- _Short problem_: Repeat the material verbatim. Images are excluded from the copy.

- _Given records_:
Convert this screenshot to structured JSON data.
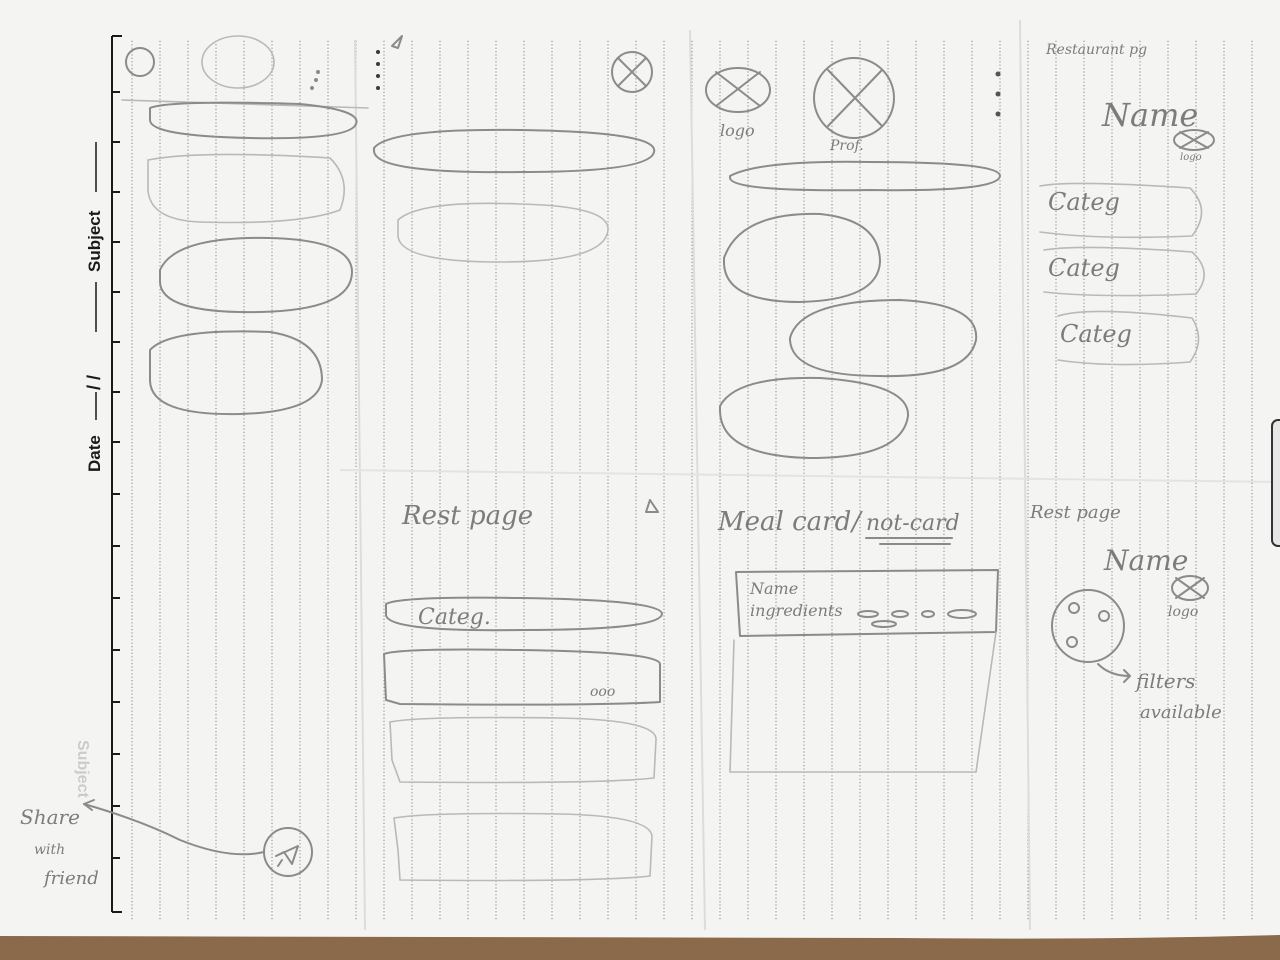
{
  "colors": {
    "table": "#8a6a4a",
    "paper": "#f4f4f2",
    "rule_line": "#3a3a3a",
    "pencil": "#8b8b8b",
    "print_ink": "#1a1a1a"
  },
  "notebook": {
    "date_label": "Date",
    "date_slashes": "/ /",
    "subject_label": "Subject"
  },
  "sketch_home": {
    "share_annotation": [
      "Share",
      "with",
      "friend"
    ]
  },
  "sketch_restaurant_list": {
    "title": "Rest page",
    "category_label": "Categ.",
    "dots": "ooo"
  },
  "sketch_profile": {
    "logo_label": "logo",
    "profile_label": "Prof."
  },
  "sketch_meal_card": {
    "title": "Meal card",
    "separator": "/",
    "alt_title": "not-card",
    "card_name": "Name",
    "card_ingredients": "ingredients"
  },
  "sketch_restaurant_page": {
    "title": "Restaurant pg",
    "name": "Name",
    "logo": "logo",
    "categories": [
      "Categ",
      "Categ",
      "Categ"
    ]
  },
  "sketch_rest_page_filters": {
    "title": "Rest page",
    "name": "Name",
    "logo": "logo",
    "filters_note": [
      "filters",
      "available"
    ]
  }
}
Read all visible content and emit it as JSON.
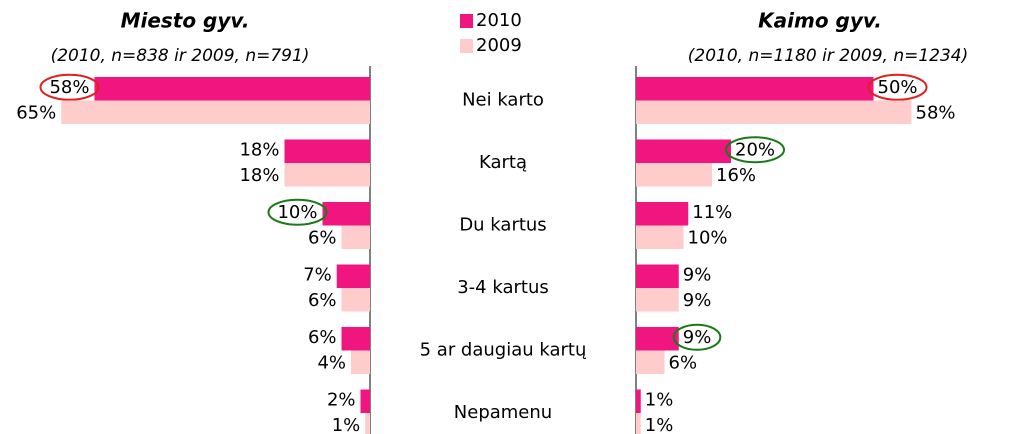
{
  "chart_data": [
    {
      "type": "bar",
      "orientation": "horizontal",
      "title": "Miesto gyv.",
      "subtitle": "(2010, n=838 ir 2009, n=791)",
      "categories": [
        "Nei karto",
        "Kartą",
        "Du kartus",
        "3-4 kartus",
        "5 ar daugiau kartų",
        "Nepamenu"
      ],
      "series": [
        {
          "name": "2010",
          "color": "#f0157f",
          "values": [
            58,
            18,
            10,
            7,
            6,
            2
          ],
          "value_labels": [
            "58%",
            "18%",
            "10%",
            "7%",
            "6%",
            "2%"
          ],
          "circled": [
            "#e02020",
            null,
            "#1a7a1a",
            null,
            null,
            null
          ]
        },
        {
          "name": "2009",
          "color": "#ffcccc",
          "values": [
            65,
            18,
            6,
            6,
            4,
            1
          ],
          "value_labels": [
            "65%",
            "18%",
            "6%",
            "6%",
            "4%",
            "1%"
          ]
        }
      ]
    },
    {
      "type": "bar",
      "orientation": "horizontal",
      "title": "Kaimo gyv.",
      "subtitle": "(2010, n=1180 ir 2009, n=1234)",
      "series": [
        {
          "color": "#f0157f",
          "values": [
            50,
            20,
            11,
            9,
            9,
            1
          ],
          "value_labels": [
            "50%",
            "20%",
            "11%",
            "9%",
            "9%",
            "1%"
          ],
          "circled": [
            "#e02020",
            "#1a7a1a",
            null,
            null,
            "#1a7a1a",
            null
          ]
        },
        {
          "color": "#ffcccc",
          "values": [
            58,
            16,
            10,
            9,
            6,
            1
          ],
          "value_labels": [
            "58%",
            "16%",
            "10%",
            "9%",
            "6%",
            "1%"
          ]
        }
      ]
    }
  ]
}
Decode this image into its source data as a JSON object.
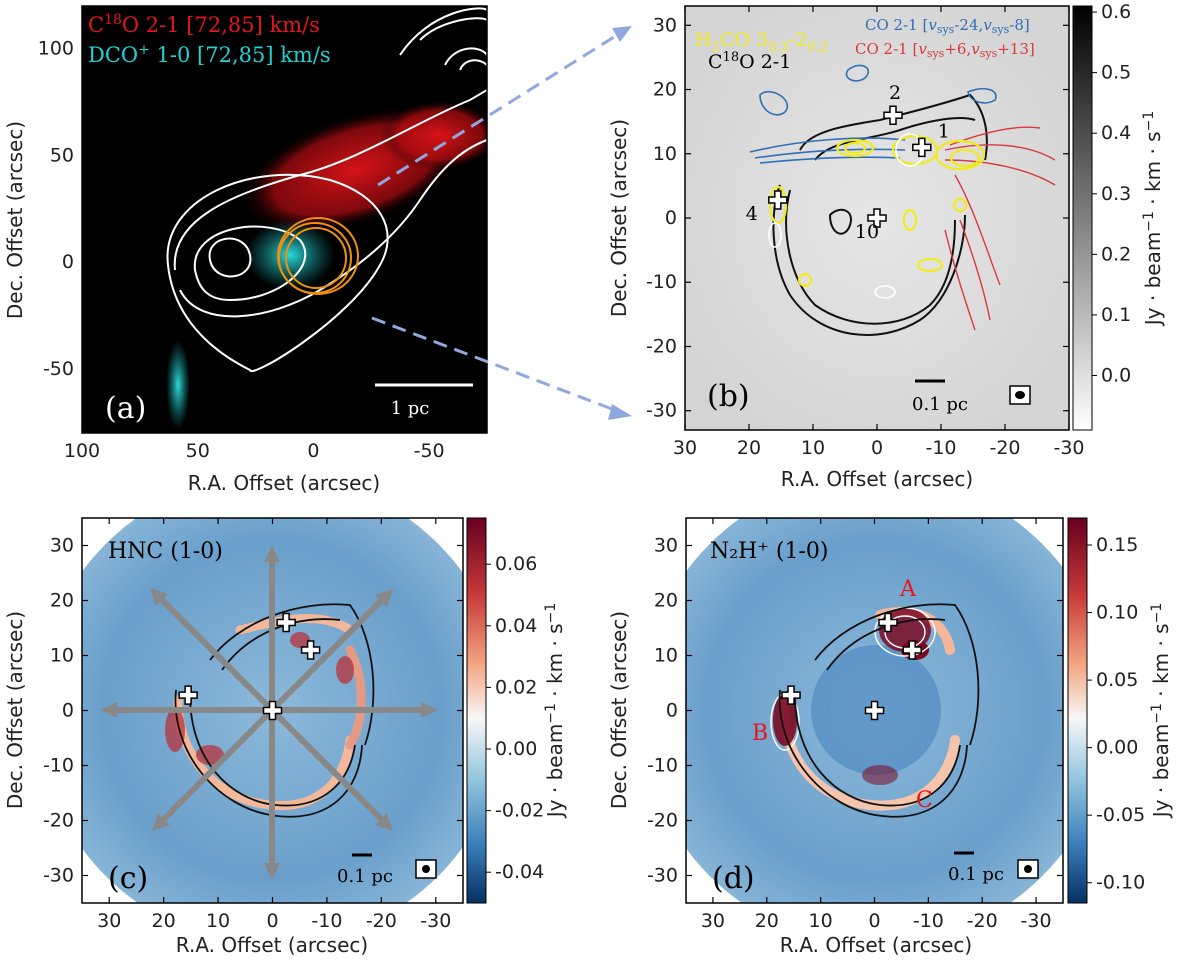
{
  "colors": {
    "red": "#e8141b",
    "cyan": "#1fd3d3",
    "yellow": "#f2ea1a",
    "blue_line": "#2e6fb6",
    "red_line": "#d83a3a",
    "arrow": "#8fa8dd"
  },
  "chart_data": [
    {
      "type": "heatmap",
      "panel": "(a)",
      "xlabel": "R.A. Offset (arcsec)",
      "ylabel": "Dec. Offset (arcsec)",
      "xlim": [
        100,
        -75
      ],
      "ylim": [
        -80,
        120
      ],
      "xticks": [
        "100",
        "50",
        "0",
        "-50"
      ],
      "yticks": [
        "100",
        "50",
        "0",
        "-50"
      ],
      "legend": [
        {
          "label": "C¹⁸O 2-1 [72,85] km/s",
          "color": "red"
        },
        {
          "label": "DCO⁺ 1-0 [72,85] km/s",
          "color": "cyan"
        }
      ],
      "scalebar": "1 pc"
    },
    {
      "type": "heatmap",
      "panel": "(b)",
      "xlabel": "R.A. Offset (arcsec)",
      "ylabel": "Dec. Offset (arcsec)",
      "xlim": [
        30,
        -30
      ],
      "ylim": [
        -33,
        33
      ],
      "xticks": [
        "30",
        "20",
        "10",
        "0",
        "-10",
        "-20",
        "-30"
      ],
      "yticks": [
        "30",
        "20",
        "10",
        "0",
        "-10",
        "-20",
        "-30"
      ],
      "colorbar_label": "Jy · beam⁻¹ · km · s⁻¹",
      "colorbar_ticks": [
        "0.6",
        "0.5",
        "0.4",
        "0.3",
        "0.2",
        "0.1",
        "0.0"
      ],
      "legend": [
        {
          "label": "H₂CO 3₀,₃-2₀,₂",
          "color": "yellow"
        },
        {
          "label": "C¹⁸O 2-1",
          "color": "black"
        },
        {
          "label": "CO 2-1 [vsys-24,vsys-8]",
          "color": "blue"
        },
        {
          "label": "CO 2-1 [vsys+6,vsys+13]",
          "color": "red"
        }
      ],
      "sources": [
        {
          "name": "1",
          "x": -7,
          "y": 11
        },
        {
          "name": "2",
          "x": -2.5,
          "y": 16
        },
        {
          "name": "4",
          "x": 15.5,
          "y": 2.8
        },
        {
          "name": "10",
          "x": 0,
          "y": 0
        }
      ],
      "scalebar": "0.1 pc"
    },
    {
      "type": "heatmap",
      "panel": "(c)",
      "title": "HNC (1-0)",
      "xlabel": "R.A. Offset (arcsec)",
      "ylabel": "Dec. Offset (arcsec)",
      "xlim": [
        35,
        -35
      ],
      "ylim": [
        -35,
        35
      ],
      "xticks": [
        "30",
        "20",
        "10",
        "0",
        "-10",
        "-20",
        "-30"
      ],
      "yticks": [
        "30",
        "20",
        "10",
        "0",
        "-10",
        "-20",
        "-30"
      ],
      "colorbar_label": "Jy · beam⁻¹ · km · s⁻¹",
      "colorbar_ticks": [
        "0.06",
        "0.04",
        "0.02",
        "0.00",
        "-0.02",
        "-0.04"
      ],
      "scalebar": "0.1 pc"
    },
    {
      "type": "heatmap",
      "panel": "(d)",
      "title": "N₂H⁺ (1-0)",
      "xlabel": "R.A. Offset (arcsec)",
      "ylabel": "Dec. Offset (arcsec)",
      "xlim": [
        35,
        -35
      ],
      "ylim": [
        -35,
        35
      ],
      "xticks": [
        "30",
        "20",
        "10",
        "0",
        "-10",
        "-20",
        "-30"
      ],
      "yticks": [
        "30",
        "20",
        "10",
        "0",
        "-10",
        "-20",
        "-30"
      ],
      "colorbar_label": "Jy · beam⁻¹ · km · s⁻¹",
      "colorbar_ticks": [
        "0.15",
        "0.10",
        "0.05",
        "0.00",
        "-0.05",
        "-0.10"
      ],
      "annotations": [
        "A",
        "B",
        "C"
      ],
      "scalebar": "0.1 pc"
    }
  ]
}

- _Written solution_:
Convert this screenshot to structured JSON data.
{
  "colors": {
    "table": "#8a6a4a",
    "paper": "#f4f4f2",
    "rule_line": "#3a3a3a",
    "pencil": "#8b8b8b",
    "print_ink": "#1a1a1a"
  },
  "notebook": {
    "date_label": "Date",
    "date_slashes": "/ /",
    "subject_label": "Subject"
  },
  "sketch_home": {
    "share_annotation": [
      "Share",
      "with",
      "friend"
    ]
  },
  "sketch_restaurant_list": {
    "title": "Rest page",
    "category_label": "Categ.",
    "dots": "ooo"
  },
  "sketch_profile": {
    "logo_label": "logo",
    "profile_label": "Prof."
  },
  "sketch_meal_card": {
    "title": "Meal card",
    "separator": "/",
    "alt_title": "not-card",
    "card_name": "Name",
    "card_ingredients": "ingredients"
  },
  "sketch_restaurant_page": {
    "title": "Restaurant pg",
    "name": "Name",
    "logo": "logo",
    "categories": [
      "Categ",
      "Categ",
      "Categ"
    ]
  },
  "sketch_rest_page_filters": {
    "title": "Rest page",
    "name": "Name",
    "logo": "logo",
    "filters_note": [
      "filters",
      "available"
    ]
  }
}
Read all visible content and emit it as JSON.
{
  "chart_data": [
    {
      "type": "bar",
      "orientation": "horizontal",
      "title": "Miesto gyv.",
      "subtitle": "(2010, n=838 ir 2009, n=791)",
      "categories": [
        "Nei karto",
        "Kartą",
        "Du kartus",
        "3-4 kartus",
        "5 ar daugiau kartų",
        "Nepamenu"
      ],
      "series": [
        {
          "name": "2010",
          "color": "#f0157f",
          "values": [
            58,
            18,
            10,
            7,
            6,
            2
          ],
          "value_labels": [
            "58%",
            "18%",
            "10%",
            "7%",
            "6%",
            "2%"
          ],
          "circled": [
            "#e02020",
            null,
            "#1a7a1a",
            null,
            null,
            null
          ]
        },
        {
          "name": "2009",
          "color": "#ffcccc",
          "values": [
            65,
            18,
            6,
            6,
            4,
            1
          ],
          "value_labels": [
            "65%",
            "18%",
            "6%",
            "6%",
            "4%",
            "1%"
          ]
        }
      ]
    },
    {
      "type": "bar",
      "orientation": "horizontal",
      "title": "Kaimo gyv.",
      "subtitle": "(2010, n=1180 ir 2009, n=1234)",
      "series": [
        {
          "color": "#f0157f",
          "values": [
            50,
            20,
            11,
            9,
            9,
            1
          ],
          "value_labels": [
            "50%",
            "20%",
            "11%",
            "9%",
            "9%",
            "1%"
          ],
          "circled": [
            "#e02020",
            "#1a7a1a",
            null,
            null,
            "#1a7a1a",
            null
          ]
        },
        {
          "color": "#ffcccc",
          "values": [
            58,
            16,
            10,
            9,
            6,
            1
          ],
          "value_labels": [
            "58%",
            "16%",
            "10%",
            "9%",
            "6%",
            "1%"
          ]
        }
      ]
    }
  ]
}
Decode this image into its source data as a JSON object.
{
  "colors": {
    "red": "#e8141b",
    "cyan": "#1fd3d3",
    "yellow": "#f2ea1a",
    "blue_line": "#2e6fb6",
    "red_line": "#d83a3a",
    "arrow": "#8fa8dd"
  },
  "chart_data": [
    {
      "type": "heatmap",
      "panel": "(a)",
      "xlabel": "R.A. Offset (arcsec)",
      "ylabel": "Dec. Offset (arcsec)",
      "xlim": [
        100,
        -75
      ],
      "ylim": [
        -80,
        120
      ],
      "xticks": [
        "100",
        "50",
        "0",
        "-50"
      ],
      "yticks": [
        "100",
        "50",
        "0",
        "-50"
      ],
      "legend": [
        {
          "label": "C¹⁸O 2-1 [72,85] km/s",
          "color": "red"
        },
        {
          "label": "DCO⁺ 1-0 [72,85] km/s",
          "color": "cyan"
        }
      ],
      "scalebar": "1 pc"
    },
    {
      "type": "heatmap",
      "panel": "(b)",
      "xlabel": "R.A. Offset (arcsec)",
      "ylabel": "Dec. Offset (arcsec)",
      "xlim": [
        30,
        -30
      ],
      "ylim": [
        -33,
        33
      ],
      "xticks": [
        "30",
        "20",
        "10",
        "0",
        "-10",
        "-20",
        "-30"
      ],
      "yticks": [
        "30",
        "20",
        "10",
        "0",
        "-10",
        "-20",
        "-30"
      ],
      "colorbar_label": "Jy · beam⁻¹ · km · s⁻¹",
      "colorbar_ticks": [
        "0.6",
        "0.5",
        "0.4",
        "0.3",
        "0.2",
        "0.1",
        "0.0"
      ],
      "legend": [
        {
          "label": "H₂CO 3₀,₃-2₀,₂",
          "color": "yellow"
        },
        {
          "label": "C¹⁸O 2-1",
          "color": "black"
        },
        {
          "label": "CO 2-1 [vsys-24,vsys-8]",
          "color": "blue"
        },
        {
          "label": "CO 2-1 [vsys+6,vsys+13]",
          "color": "red"
        }
      ],
      "sources": [
        {
          "name": "1",
          "x": -7,
          "y": 11
        },
        {
          "name": "2",
          "x": -2.5,
          "y": 16
        },
        {
          "name": "4",
          "x": 15.5,
          "y": 2.8
        },
        {
          "name": "10",
          "x": 0,
          "y": 0
        }
      ],
      "scalebar": "0.1 pc"
    },
    {
      "type": "heatmap",
      "panel": "(c)",
      "title": "HNC (1-0)",
      "xlabel": "R.A. Offset (arcsec)",
      "ylabel": "Dec. Offset (arcsec)",
      "xlim": [
        35,
        -35
      ],
      "ylim": [
        -35,
        35
      ],
      "xticks": [
        "30",
        "20",
        "10",
        "0",
        "-10",
        "-20",
        "-30"
      ],
      "yticks": [
        "30",
        "20",
        "10",
        "0",
        "-10",
        "-20",
        "-30"
      ],
      "colorbar_label": "Jy · beam⁻¹ · km · s⁻¹",
      "colorbar_ticks": [
        "0.06",
        "0.04",
        "0.02",
        "0.00",
        "-0.02",
        "-0.04"
      ],
      "scalebar": "0.1 pc"
    },
    {
      "type": "heatmap",
      "panel": "(d)",
      "title": "N₂H⁺ (1-0)",
      "xlabel": "R.A. Offset (arcsec)",
      "ylabel": "Dec. Offset (arcsec)",
      "xlim": [
        35,
        -35
      ],
      "ylim": [
        -35,
        35
      ],
      "xticks": [
        "30",
        "20",
        "10",
        "0",
        "-10",
        "-20",
        "-30"
      ],
      "yticks": [
        "30",
        "20",
        "10",
        "0",
        "-10",
        "-20",
        "-30"
      ],
      "colorbar_label": "Jy · beam⁻¹ · km · s⁻¹",
      "colorbar_ticks": [
        "0.15",
        "0.10",
        "0.05",
        "0.00",
        "-0.05",
        "-0.10"
      ],
      "annotations": [
        "A",
        "B",
        "C"
      ],
      "scalebar": "0.1 pc"
    }
  ]
}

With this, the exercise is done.